### Task brief
Copy out every line containing the word "Decoder".

— START OF Data to process —

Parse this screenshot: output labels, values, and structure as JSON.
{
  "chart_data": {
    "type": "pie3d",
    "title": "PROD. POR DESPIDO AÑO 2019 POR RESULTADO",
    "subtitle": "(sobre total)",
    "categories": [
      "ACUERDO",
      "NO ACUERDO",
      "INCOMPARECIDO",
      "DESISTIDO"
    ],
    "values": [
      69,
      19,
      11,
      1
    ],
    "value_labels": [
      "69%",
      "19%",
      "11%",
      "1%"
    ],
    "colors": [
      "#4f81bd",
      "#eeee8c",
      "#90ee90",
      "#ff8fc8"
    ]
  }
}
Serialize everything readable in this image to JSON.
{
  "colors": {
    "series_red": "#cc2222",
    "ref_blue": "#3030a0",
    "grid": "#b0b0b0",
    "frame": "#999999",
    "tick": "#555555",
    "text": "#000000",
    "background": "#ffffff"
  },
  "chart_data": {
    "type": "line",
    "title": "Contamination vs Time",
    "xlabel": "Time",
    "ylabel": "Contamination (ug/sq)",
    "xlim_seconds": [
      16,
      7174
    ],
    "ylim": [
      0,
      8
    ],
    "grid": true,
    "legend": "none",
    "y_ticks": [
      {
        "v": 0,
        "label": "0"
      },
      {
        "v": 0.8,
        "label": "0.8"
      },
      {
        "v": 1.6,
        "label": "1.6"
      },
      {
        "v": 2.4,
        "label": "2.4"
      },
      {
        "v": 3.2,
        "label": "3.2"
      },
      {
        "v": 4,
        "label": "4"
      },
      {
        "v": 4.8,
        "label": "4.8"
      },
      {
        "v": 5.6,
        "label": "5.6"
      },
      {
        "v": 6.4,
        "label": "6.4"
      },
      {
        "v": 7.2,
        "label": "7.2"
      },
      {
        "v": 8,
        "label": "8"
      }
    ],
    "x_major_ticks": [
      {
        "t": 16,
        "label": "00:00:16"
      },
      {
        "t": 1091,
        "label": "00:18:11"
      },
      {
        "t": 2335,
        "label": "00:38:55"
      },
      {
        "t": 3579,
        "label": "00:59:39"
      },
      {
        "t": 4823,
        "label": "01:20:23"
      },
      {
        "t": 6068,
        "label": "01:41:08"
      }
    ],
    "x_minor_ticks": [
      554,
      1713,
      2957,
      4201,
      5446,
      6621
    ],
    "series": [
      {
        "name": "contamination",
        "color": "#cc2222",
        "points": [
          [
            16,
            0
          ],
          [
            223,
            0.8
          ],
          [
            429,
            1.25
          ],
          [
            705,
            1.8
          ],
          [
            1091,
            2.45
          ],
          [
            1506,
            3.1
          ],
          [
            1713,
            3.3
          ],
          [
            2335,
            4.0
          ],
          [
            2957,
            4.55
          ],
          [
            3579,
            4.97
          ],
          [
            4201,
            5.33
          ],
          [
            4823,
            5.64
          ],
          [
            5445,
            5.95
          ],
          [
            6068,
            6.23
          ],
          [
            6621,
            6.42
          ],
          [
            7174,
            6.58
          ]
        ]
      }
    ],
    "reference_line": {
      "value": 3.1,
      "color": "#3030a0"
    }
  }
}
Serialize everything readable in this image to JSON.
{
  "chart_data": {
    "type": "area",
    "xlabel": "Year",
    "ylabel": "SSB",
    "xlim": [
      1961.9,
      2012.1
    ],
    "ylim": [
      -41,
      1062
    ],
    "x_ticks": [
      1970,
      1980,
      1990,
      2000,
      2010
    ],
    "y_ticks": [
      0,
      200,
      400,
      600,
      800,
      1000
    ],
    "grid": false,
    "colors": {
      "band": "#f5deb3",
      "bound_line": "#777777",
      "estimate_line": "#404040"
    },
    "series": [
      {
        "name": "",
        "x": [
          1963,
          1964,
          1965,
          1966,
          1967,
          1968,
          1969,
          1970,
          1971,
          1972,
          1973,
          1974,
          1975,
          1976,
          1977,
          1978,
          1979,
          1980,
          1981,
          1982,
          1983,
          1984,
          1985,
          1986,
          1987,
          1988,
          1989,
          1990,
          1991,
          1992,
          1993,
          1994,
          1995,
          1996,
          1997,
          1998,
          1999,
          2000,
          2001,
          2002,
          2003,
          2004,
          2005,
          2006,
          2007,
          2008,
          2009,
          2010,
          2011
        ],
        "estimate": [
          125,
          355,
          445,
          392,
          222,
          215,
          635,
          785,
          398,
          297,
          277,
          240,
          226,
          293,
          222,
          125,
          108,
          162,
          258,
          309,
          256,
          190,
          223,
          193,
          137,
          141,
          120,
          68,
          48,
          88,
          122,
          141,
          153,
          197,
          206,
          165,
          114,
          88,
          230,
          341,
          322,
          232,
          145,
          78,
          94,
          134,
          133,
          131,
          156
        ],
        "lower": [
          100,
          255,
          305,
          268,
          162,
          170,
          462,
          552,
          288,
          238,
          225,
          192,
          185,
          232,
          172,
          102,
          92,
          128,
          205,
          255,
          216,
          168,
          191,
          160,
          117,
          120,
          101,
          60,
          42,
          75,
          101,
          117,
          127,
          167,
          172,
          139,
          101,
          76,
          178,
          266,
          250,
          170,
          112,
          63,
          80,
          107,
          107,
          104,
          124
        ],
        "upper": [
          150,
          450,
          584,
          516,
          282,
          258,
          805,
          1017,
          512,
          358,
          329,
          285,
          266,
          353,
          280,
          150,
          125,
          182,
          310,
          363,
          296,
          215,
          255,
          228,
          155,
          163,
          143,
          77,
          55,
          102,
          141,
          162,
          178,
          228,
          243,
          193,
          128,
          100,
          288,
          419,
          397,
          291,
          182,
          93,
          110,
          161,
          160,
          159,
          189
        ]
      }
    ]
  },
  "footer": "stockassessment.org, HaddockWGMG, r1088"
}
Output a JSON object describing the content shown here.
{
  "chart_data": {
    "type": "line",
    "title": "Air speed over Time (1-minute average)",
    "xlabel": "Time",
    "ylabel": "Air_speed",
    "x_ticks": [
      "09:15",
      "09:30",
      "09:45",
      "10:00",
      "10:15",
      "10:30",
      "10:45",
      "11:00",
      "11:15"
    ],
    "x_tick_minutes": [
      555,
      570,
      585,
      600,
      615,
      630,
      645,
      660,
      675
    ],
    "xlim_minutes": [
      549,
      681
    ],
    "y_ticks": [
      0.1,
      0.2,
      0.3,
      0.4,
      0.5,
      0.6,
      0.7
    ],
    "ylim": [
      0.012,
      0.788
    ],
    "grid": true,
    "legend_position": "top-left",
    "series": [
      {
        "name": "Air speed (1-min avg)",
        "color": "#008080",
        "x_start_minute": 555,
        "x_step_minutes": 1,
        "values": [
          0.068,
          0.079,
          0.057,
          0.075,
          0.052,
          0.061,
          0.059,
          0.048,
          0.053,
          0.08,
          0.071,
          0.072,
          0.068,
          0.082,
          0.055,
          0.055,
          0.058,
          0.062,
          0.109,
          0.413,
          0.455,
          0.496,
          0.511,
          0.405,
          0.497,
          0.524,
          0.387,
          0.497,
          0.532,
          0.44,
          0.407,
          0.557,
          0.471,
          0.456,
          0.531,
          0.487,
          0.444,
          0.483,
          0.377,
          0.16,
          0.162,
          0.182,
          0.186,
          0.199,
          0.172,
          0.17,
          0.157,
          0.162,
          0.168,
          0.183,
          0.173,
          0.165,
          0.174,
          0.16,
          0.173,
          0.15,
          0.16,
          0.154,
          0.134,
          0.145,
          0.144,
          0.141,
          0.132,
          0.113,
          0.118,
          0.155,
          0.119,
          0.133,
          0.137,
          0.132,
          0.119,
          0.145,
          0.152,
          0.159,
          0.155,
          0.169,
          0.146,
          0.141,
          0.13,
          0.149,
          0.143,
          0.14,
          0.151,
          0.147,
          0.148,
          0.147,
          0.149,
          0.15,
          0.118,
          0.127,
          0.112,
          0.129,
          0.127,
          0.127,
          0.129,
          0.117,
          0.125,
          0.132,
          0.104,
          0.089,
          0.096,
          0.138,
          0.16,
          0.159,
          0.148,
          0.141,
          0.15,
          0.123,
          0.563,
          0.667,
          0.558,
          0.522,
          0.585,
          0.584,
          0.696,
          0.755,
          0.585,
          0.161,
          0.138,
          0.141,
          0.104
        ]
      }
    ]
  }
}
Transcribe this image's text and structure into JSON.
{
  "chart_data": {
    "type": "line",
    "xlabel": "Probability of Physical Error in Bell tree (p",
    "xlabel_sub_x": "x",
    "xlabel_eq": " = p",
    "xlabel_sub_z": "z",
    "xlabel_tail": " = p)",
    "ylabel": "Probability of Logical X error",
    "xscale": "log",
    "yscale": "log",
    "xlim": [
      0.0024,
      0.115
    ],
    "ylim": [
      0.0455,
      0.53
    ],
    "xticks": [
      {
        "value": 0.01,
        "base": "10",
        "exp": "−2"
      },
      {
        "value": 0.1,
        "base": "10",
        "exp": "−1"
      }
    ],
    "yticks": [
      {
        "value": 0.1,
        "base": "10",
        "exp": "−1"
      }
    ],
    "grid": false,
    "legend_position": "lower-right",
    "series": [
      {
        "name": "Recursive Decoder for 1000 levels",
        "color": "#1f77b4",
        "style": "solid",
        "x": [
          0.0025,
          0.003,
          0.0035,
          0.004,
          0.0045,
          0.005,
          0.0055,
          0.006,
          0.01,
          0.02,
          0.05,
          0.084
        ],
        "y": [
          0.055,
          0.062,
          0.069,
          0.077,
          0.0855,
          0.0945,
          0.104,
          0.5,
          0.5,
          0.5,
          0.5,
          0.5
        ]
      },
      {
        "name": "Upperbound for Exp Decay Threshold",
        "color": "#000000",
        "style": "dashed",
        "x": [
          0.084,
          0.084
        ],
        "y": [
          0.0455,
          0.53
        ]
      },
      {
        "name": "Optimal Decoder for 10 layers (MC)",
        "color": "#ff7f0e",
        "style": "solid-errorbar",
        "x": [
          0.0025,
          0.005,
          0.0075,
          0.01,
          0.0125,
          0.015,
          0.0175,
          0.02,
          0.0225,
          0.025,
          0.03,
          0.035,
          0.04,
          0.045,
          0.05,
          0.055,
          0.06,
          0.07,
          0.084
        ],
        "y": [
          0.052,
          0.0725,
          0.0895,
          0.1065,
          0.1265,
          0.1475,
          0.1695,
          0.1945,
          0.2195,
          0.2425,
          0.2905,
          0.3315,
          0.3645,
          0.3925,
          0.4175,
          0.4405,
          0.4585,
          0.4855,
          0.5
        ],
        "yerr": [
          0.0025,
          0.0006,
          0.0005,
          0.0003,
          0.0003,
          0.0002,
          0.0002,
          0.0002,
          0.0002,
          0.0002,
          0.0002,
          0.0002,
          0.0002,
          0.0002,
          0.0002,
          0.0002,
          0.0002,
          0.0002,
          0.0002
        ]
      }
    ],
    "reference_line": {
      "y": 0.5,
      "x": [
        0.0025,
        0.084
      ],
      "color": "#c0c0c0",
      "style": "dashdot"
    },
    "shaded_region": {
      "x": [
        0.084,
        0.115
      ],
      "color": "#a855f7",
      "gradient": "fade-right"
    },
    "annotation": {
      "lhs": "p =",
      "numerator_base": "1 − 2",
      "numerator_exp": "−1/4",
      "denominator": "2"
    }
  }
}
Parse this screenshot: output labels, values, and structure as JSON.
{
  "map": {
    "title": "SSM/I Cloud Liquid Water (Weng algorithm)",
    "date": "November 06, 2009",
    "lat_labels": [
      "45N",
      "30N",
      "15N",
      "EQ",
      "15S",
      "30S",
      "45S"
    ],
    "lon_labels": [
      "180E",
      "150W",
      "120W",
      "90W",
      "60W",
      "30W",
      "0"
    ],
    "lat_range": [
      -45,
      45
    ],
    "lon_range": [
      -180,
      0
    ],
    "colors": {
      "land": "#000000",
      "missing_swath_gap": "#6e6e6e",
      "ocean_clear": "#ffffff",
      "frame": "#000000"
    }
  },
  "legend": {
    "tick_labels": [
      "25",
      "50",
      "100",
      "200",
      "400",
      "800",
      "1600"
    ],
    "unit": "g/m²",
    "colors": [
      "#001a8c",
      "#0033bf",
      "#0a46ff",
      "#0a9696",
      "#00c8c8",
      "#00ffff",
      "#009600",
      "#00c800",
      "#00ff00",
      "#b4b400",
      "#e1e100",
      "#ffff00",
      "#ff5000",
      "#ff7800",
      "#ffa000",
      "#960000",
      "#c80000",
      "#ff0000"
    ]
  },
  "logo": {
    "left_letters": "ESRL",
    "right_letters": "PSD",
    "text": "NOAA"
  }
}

— END OF Data to process —

### Exercise answer
        "name": "Recursive Decoder for 1000 levels",
        "name": "Optimal Decoder for 10 layers (MC)",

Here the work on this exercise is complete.